▼

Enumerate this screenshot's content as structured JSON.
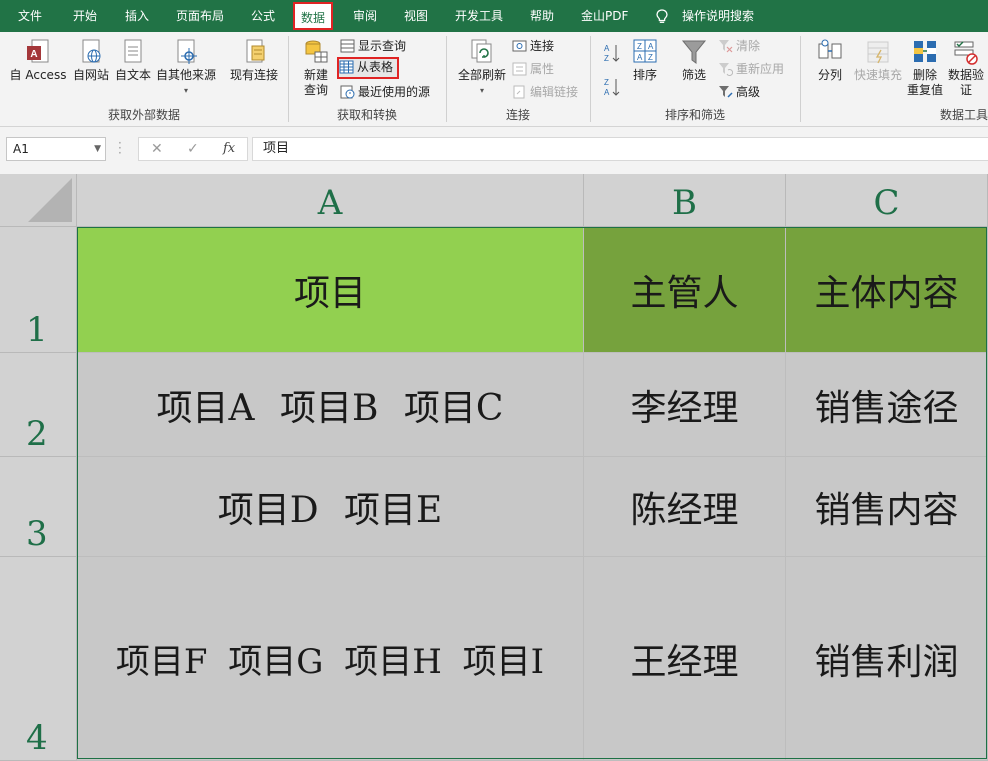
{
  "menu": {
    "tabs": [
      "文件",
      "开始",
      "插入",
      "页面布局",
      "公式",
      "数据",
      "审阅",
      "视图",
      "开发工具",
      "帮助",
      "金山PDF"
    ],
    "active_tab": "数据",
    "search_label": "操作说明搜索"
  },
  "ribbon": {
    "external": {
      "access": "自 Access",
      "web": "自网站",
      "text": "自文本",
      "other": "自其他来源",
      "existing": "现有连接",
      "group": "获取外部数据"
    },
    "transform": {
      "new_query_line1": "新建",
      "new_query_line2": "查询",
      "show_queries": "显示查询",
      "from_table": "从表格",
      "recent_sources": "最近使用的源",
      "group": "获取和转换"
    },
    "connections": {
      "refresh_all": "全部刷新",
      "connections": "连接",
      "properties": "属性",
      "edit_links": "编辑链接",
      "group": "连接"
    },
    "sort_filter": {
      "sort": "排序",
      "filter": "筛选",
      "clear": "清除",
      "reapply": "重新应用",
      "advanced": "高级",
      "group": "排序和筛选"
    },
    "data_tools": {
      "split": "分列",
      "flash_fill": "快速填充",
      "remove_dup_line1": "删除",
      "remove_dup_line2": "重复值",
      "validate_line1": "数据验",
      "validate_line2": "证",
      "group": "数据工具"
    }
  },
  "formula_bar": {
    "name_box": "A1",
    "cancel": "✕",
    "enter": "✓",
    "fx": "fx",
    "content": "项目"
  },
  "sheet": {
    "columns": [
      "A",
      "B",
      "C"
    ],
    "rows": [
      "1",
      "2",
      "3",
      "4"
    ],
    "cells": [
      [
        "项目",
        "主管人",
        "主体内容"
      ],
      [
        "项目A 项目B 项目C",
        "李经理",
        "销售途径"
      ],
      [
        "项目D 项目E",
        "陈经理",
        "销售内容"
      ],
      [
        "项目F 项目G 项目H 项目I",
        "王经理",
        "销售利润"
      ]
    ]
  },
  "colors": {
    "brand": "#217346",
    "highlight": "#e02424",
    "header_green_light": "#92d050",
    "header_green_dark": "#76a23d",
    "cell_gray": "#c8c8c8"
  }
}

▲

THE TASK:
Make an exact copy of all entries above, dropping the images.

OUTPUT OF THE TASK:
Enumerate this screenshot's content as structured JSON.
{
  "menu": {
    "tabs": [
      "文件",
      "开始",
      "插入",
      "页面布局",
      "公式",
      "数据",
      "审阅",
      "视图",
      "开发工具",
      "帮助",
      "金山PDF"
    ],
    "active_tab": "数据",
    "search_label": "操作说明搜索"
  },
  "ribbon": {
    "external": {
      "access": "自 Access",
      "web": "自网站",
      "text": "自文本",
      "other": "自其他来源",
      "existing": "现有连接",
      "group": "获取外部数据"
    },
    "transform": {
      "new_query_line1": "新建",
      "new_query_line2": "查询",
      "show_queries": "显示查询",
      "from_table": "从表格",
      "recent_sources": "最近使用的源",
      "group": "获取和转换"
    },
    "connections": {
      "refresh_all": "全部刷新",
      "connections": "连接",
      "properties": "属性",
      "edit_links": "编辑链接",
      "group": "连接"
    },
    "sort_filter": {
      "sort": "排序",
      "filter": "筛选",
      "clear": "清除",
      "reapply": "重新应用",
      "advanced": "高级",
      "group": "排序和筛选"
    },
    "data_tools": {
      "split": "分列",
      "flash_fill": "快速填充",
      "remove_dup_line1": "删除",
      "remove_dup_line2": "重复值",
      "validate_line1": "数据验",
      "validate_line2": "证",
      "group": "数据工具"
    }
  },
  "formula_bar": {
    "name_box": "A1",
    "cancel": "✕",
    "enter": "✓",
    "fx": "fx",
    "content": "项目"
  },
  "sheet": {
    "columns": [
      "A",
      "B",
      "C"
    ],
    "rows": [
      "1",
      "2",
      "3",
      "4"
    ],
    "cells": [
      [
        "项目",
        "主管人",
        "主体内容"
      ],
      [
        "项目A 项目B 项目C",
        "李经理",
        "销售途径"
      ],
      [
        "项目D 项目E",
        "陈经理",
        "销售内容"
      ],
      [
        "项目F 项目G 项目H 项目I",
        "王经理",
        "销售利润"
      ]
    ]
  },
  "colors": {
    "brand": "#217346",
    "highlight": "#e02424",
    "header_green_light": "#92d050",
    "header_green_dark": "#76a23d",
    "cell_gray": "#c8c8c8"
  }
}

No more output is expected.